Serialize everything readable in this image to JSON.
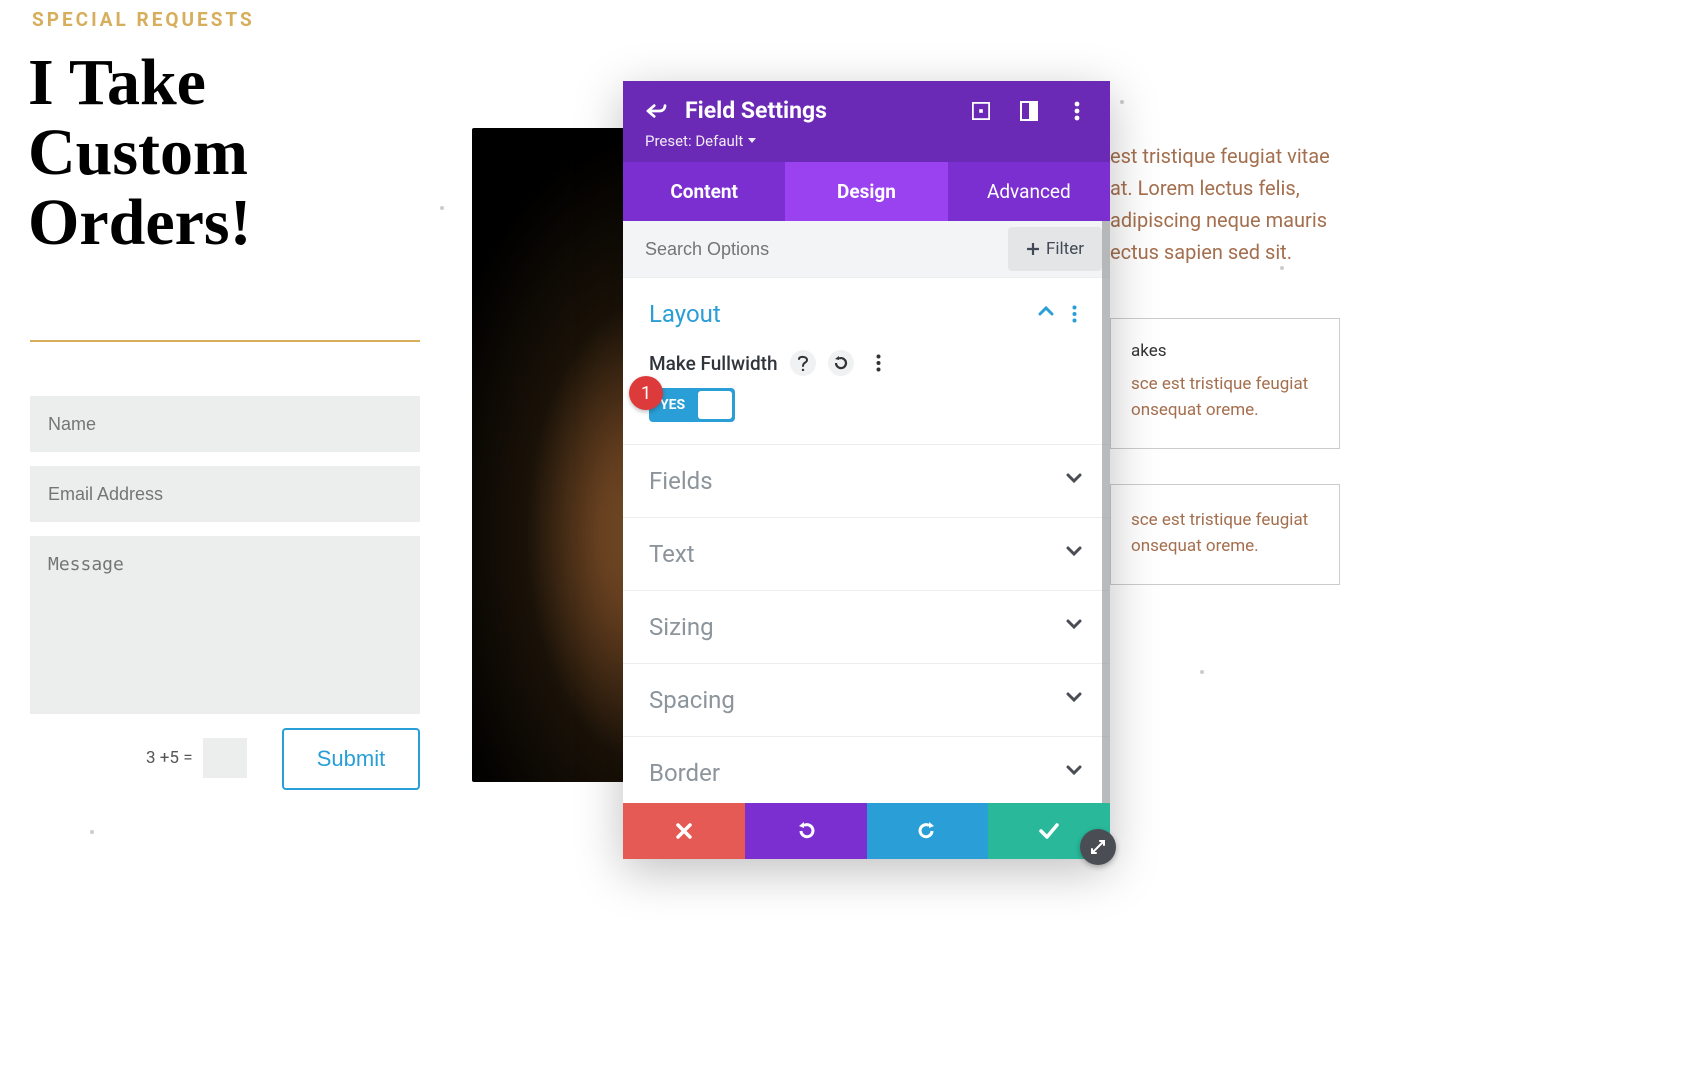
{
  "page": {
    "eyebrow": "SPECIAL REQUESTS",
    "headline": "I Take Custom Orders!",
    "form": {
      "name_placeholder": "Name",
      "email_placeholder": "Email Address",
      "message_placeholder": "Message",
      "captcha_prompt": "3 +5 =",
      "submit_label": "Submit"
    },
    "right_text": "est tristique feugiat vitae at. Lorem lectus felis, adipiscing neque mauris ectus sapien sed sit.",
    "card1": {
      "title": "akes",
      "body": "sce est tristique feugiat onsequat oreme."
    },
    "card2": {
      "body": "sce est tristique feugiat onsequat oreme."
    }
  },
  "modal": {
    "title": "Field Settings",
    "preset_label": "Preset: Default",
    "tabs": {
      "content": "Content",
      "design": "Design",
      "advanced": "Advanced"
    },
    "search_placeholder": "Search Options",
    "filter_label": "Filter",
    "sections": {
      "layout": "Layout",
      "fields": "Fields",
      "text": "Text",
      "sizing": "Sizing",
      "spacing": "Spacing",
      "border": "Border"
    },
    "layout_option": {
      "label": "Make Fullwidth",
      "toggle_value": "YES"
    },
    "badge": "1"
  }
}
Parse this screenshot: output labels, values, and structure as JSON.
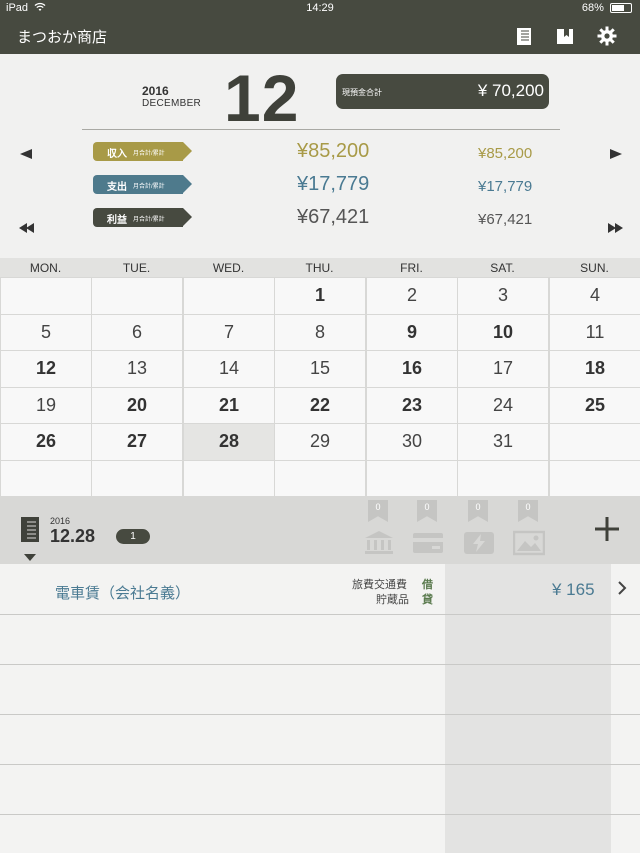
{
  "status_bar": {
    "device": "iPad",
    "time": "14:29",
    "battery": "68%",
    "battery_level": 0.68
  },
  "nav": {
    "title": "まつおか商店",
    "icons": [
      "journal-icon",
      "book-icon",
      "gear-icon"
    ]
  },
  "header": {
    "year": "2016",
    "month_en": "DECEMBER",
    "month_num": "12",
    "cash_label": "現預金合計",
    "cash_value": "¥ 70,200",
    "rows": [
      {
        "label": "収入",
        "sub": "月合計/累計",
        "monthly": "¥85,200",
        "cumulative": "¥85,200",
        "color": "#a89a47",
        "value_color": "#a89a47"
      },
      {
        "label": "支出",
        "sub": "月合計/累計",
        "monthly": "¥17,779",
        "cumulative": "¥17,779",
        "color": "#4e7a8c",
        "value_color": "#4a7a92"
      },
      {
        "label": "利益",
        "sub": "月合計/累計",
        "monthly": "¥67,421",
        "cumulative": "¥67,421",
        "color": "#474a40",
        "value_color": "#555555"
      }
    ]
  },
  "calendar": {
    "weekdays": [
      "MON.",
      "TUE.",
      "WED.",
      "THU.",
      "FRI.",
      "SAT.",
      "SUN."
    ],
    "weeks": [
      [
        "",
        "",
        "",
        "1",
        "2",
        "3",
        "4"
      ],
      [
        "5",
        "6",
        "7",
        "8",
        "9",
        "10",
        "11"
      ],
      [
        "12",
        "13",
        "14",
        "15",
        "16",
        "17",
        "18"
      ],
      [
        "19",
        "20",
        "21",
        "22",
        "23",
        "24",
        "25"
      ],
      [
        "26",
        "27",
        "28",
        "29",
        "30",
        "31",
        ""
      ],
      [
        "",
        "",
        "",
        "",
        "",
        "",
        ""
      ]
    ],
    "bold_days": [
      "1",
      "9",
      "10",
      "12",
      "16",
      "18",
      "20",
      "21",
      "22",
      "23",
      "25",
      "26",
      "27",
      "28"
    ],
    "today": "28"
  },
  "day_bar": {
    "year": "2016",
    "date": "12.28",
    "count": "1",
    "categories": [
      {
        "icon": "bank-icon",
        "badge": "0"
      },
      {
        "icon": "card-icon",
        "badge": "0"
      },
      {
        "icon": "lightning-icon",
        "badge": "0"
      },
      {
        "icon": "image-icon",
        "badge": "0"
      }
    ]
  },
  "entries": [
    {
      "title": "電車賃（会社名義）",
      "debit_account": "旅費交通費",
      "debit_mark": "借",
      "credit_account": "貯蔵品",
      "credit_mark": "貸",
      "amount": "¥ 165"
    }
  ]
}
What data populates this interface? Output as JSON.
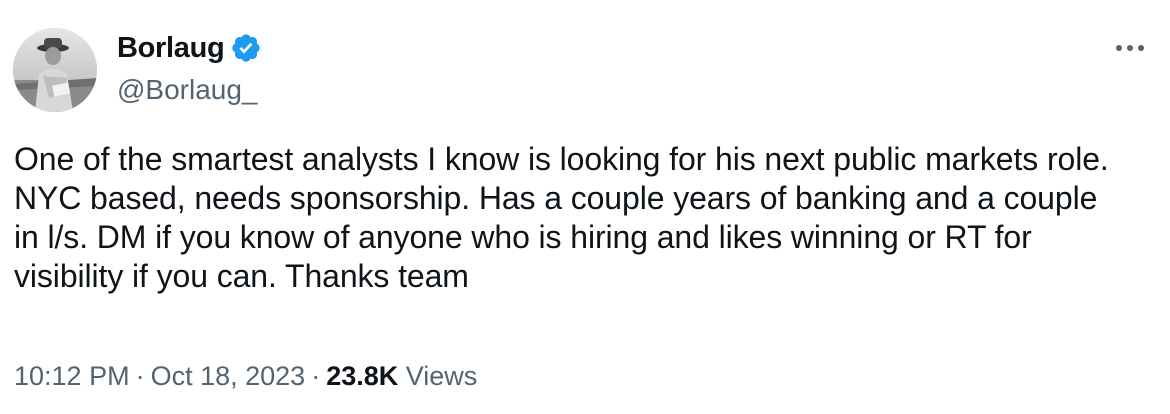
{
  "author": {
    "display_name": "Borlaug",
    "handle": "@Borlaug_",
    "verified": true
  },
  "tweet": {
    "text": "One of the smartest analysts I know is looking for his next public markets role. NYC based, needs sponsorship. Has a couple years of banking and a couple in l/s. DM if you know of anyone who is hiring and likes winning or RT for visibility if you can. Thanks team",
    "time": "10:12 PM",
    "date": "Oct 18, 2023",
    "views_count": "23.8K",
    "views_label": "Views",
    "separator": "·"
  },
  "icons": {
    "verified": "verified-badge-icon",
    "more": "more-options-icon"
  },
  "colors": {
    "text": "#0f1419",
    "secondary": "#536471",
    "verified_blue": "#1d9bf0",
    "background": "#ffffff"
  }
}
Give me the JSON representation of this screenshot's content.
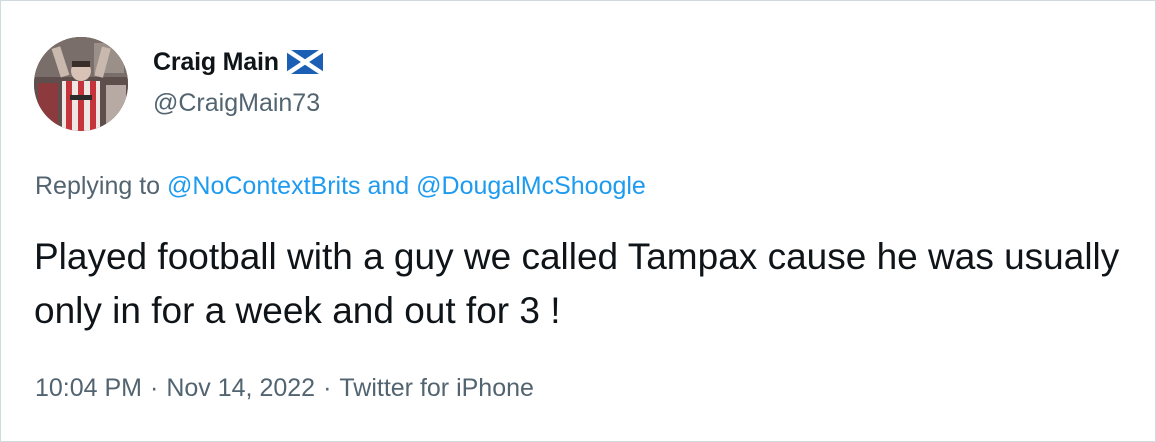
{
  "tweet": {
    "author": {
      "display_name": "Craig Main",
      "flag": "scotland-flag",
      "handle": "@CraigMain73",
      "avatar": "football-player-photo"
    },
    "reply": {
      "prefix": "Replying to",
      "mention_1": "@NoContextBrits",
      "joiner": "and",
      "mention_2": "@DougalMcShoogle"
    },
    "text": "Played football with a guy we called Tampax cause he was usually only in for a week and out for 3 !",
    "meta": {
      "time": "10:04 PM",
      "date": "Nov 14, 2022",
      "source": "Twitter for iPhone",
      "separator": "·"
    },
    "colors": {
      "link": "#1d9bf0",
      "secondary": "#536471",
      "primary": "#0f1419",
      "border": "#cfd9de"
    }
  }
}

++++++++++

Report how many lines contain "cumulative". Give nothing but the number.

3